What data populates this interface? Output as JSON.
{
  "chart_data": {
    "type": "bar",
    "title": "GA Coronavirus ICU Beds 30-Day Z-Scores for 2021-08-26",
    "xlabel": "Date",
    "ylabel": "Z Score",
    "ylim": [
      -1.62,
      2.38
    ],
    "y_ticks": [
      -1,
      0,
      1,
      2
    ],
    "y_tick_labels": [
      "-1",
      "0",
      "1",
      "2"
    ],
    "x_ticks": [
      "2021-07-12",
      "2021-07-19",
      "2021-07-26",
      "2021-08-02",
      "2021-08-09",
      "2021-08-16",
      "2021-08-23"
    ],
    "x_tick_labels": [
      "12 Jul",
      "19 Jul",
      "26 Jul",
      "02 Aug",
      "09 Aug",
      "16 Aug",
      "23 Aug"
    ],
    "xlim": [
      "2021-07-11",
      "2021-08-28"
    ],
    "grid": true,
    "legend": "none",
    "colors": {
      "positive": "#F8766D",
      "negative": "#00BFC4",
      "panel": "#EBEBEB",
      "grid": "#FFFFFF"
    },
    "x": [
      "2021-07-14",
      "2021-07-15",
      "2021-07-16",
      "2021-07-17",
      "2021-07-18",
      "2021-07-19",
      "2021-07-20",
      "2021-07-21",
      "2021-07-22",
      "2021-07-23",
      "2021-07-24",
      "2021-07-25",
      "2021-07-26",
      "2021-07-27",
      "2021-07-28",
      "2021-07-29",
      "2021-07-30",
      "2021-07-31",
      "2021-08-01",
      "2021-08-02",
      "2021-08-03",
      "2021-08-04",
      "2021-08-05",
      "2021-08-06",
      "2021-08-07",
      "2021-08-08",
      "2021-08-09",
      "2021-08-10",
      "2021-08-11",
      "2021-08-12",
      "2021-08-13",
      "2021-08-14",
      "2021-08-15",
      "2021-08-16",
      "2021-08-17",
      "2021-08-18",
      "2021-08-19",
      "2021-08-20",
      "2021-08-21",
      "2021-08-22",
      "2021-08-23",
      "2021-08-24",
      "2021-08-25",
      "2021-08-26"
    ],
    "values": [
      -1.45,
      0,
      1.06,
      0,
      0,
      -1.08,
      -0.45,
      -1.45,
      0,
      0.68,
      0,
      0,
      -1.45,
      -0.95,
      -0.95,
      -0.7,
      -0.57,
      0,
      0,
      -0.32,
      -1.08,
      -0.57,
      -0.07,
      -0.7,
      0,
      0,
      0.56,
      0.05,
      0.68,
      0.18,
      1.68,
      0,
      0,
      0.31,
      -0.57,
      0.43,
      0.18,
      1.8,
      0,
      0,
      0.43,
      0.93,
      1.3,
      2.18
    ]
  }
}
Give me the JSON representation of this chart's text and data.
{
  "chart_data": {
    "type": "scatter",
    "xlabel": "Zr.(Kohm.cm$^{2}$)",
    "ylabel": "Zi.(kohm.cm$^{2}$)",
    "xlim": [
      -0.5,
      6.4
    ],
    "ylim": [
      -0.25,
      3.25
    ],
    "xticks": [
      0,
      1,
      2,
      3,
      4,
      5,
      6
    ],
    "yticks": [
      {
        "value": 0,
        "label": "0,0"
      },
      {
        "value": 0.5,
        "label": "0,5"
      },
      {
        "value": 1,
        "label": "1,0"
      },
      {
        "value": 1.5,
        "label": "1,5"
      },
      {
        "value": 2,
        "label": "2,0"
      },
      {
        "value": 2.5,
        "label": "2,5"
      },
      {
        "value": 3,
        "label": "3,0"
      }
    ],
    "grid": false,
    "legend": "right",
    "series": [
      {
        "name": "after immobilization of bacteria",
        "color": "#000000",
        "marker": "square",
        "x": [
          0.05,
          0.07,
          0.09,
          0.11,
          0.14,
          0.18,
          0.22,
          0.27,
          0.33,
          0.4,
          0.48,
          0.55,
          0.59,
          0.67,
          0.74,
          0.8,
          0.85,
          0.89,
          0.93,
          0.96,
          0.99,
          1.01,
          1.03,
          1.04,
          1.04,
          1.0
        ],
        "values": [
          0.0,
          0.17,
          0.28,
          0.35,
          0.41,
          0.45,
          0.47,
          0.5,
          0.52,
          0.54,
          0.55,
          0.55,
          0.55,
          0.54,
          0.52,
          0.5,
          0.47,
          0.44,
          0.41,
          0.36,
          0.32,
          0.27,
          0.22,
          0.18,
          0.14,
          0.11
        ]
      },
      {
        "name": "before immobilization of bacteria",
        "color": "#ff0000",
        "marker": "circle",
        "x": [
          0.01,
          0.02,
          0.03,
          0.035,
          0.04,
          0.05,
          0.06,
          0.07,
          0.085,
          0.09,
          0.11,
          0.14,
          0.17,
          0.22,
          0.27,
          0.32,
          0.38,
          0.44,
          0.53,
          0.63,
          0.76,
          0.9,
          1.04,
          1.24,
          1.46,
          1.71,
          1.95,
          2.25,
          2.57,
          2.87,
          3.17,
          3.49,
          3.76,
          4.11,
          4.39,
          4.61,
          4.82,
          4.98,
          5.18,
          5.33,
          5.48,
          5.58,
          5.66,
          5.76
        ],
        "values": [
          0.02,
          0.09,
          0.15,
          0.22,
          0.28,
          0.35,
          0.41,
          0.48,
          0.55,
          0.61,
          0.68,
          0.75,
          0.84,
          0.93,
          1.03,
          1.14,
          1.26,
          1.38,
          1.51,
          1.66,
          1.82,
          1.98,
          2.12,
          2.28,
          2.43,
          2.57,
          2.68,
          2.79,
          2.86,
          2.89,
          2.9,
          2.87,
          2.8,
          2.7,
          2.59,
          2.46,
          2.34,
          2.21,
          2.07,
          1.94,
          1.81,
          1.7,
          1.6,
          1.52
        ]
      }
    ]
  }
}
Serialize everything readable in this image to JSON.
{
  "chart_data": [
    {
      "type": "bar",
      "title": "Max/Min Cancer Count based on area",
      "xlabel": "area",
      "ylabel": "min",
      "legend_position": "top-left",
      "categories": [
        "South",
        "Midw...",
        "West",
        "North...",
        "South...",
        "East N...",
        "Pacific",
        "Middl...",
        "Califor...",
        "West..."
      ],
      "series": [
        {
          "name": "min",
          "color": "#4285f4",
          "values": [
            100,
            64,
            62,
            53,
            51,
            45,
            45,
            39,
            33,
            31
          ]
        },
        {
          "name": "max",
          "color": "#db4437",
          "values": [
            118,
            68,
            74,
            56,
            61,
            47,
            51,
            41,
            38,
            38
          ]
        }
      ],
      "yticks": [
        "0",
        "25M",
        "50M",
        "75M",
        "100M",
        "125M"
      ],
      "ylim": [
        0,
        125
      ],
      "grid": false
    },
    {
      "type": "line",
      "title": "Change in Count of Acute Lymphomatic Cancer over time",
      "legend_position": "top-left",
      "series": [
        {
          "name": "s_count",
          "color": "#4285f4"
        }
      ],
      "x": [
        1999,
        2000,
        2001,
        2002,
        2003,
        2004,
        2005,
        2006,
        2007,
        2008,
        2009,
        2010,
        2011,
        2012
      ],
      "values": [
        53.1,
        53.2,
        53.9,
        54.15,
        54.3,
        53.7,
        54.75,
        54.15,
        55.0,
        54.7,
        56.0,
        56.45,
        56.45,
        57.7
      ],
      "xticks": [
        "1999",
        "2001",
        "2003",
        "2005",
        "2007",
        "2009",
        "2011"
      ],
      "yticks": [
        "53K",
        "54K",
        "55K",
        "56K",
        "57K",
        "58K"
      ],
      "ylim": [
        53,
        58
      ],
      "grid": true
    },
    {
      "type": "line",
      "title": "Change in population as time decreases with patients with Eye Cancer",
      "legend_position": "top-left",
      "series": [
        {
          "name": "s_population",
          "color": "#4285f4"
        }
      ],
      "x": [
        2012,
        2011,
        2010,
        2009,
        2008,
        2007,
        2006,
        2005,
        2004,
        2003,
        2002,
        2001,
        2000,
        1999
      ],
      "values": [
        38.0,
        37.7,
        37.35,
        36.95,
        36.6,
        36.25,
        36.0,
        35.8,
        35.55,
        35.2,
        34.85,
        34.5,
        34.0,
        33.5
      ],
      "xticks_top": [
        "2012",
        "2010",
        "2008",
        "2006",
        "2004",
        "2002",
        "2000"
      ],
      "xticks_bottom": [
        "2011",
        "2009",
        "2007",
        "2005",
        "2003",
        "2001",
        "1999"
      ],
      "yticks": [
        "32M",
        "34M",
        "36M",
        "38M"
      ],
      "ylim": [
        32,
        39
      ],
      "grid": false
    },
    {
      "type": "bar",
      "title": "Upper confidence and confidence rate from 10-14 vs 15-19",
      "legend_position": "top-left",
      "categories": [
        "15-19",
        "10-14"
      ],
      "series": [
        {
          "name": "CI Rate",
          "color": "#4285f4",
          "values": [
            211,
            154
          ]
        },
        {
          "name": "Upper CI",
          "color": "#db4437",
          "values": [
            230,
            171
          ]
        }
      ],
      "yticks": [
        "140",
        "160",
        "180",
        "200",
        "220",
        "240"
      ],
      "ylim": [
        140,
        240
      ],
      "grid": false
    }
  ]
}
--- --- ---
#### YOUR GOAL
Show every line from the entries above in which "title" appears.

#### REPLY
    "title": "GA Coronavirus ICU Beds 30-Day Z-Scores for 2021-08-26",
      "title": "Max/Min Cancer Count based on area",
      "title": "Change in Count of Acute Lymphomatic Cancer over time",
      "title": "Change in population as time decreases with patients with Eye Cancer",
      "title": "Upper confidence and confidence rate from 10-14 vs 15-19",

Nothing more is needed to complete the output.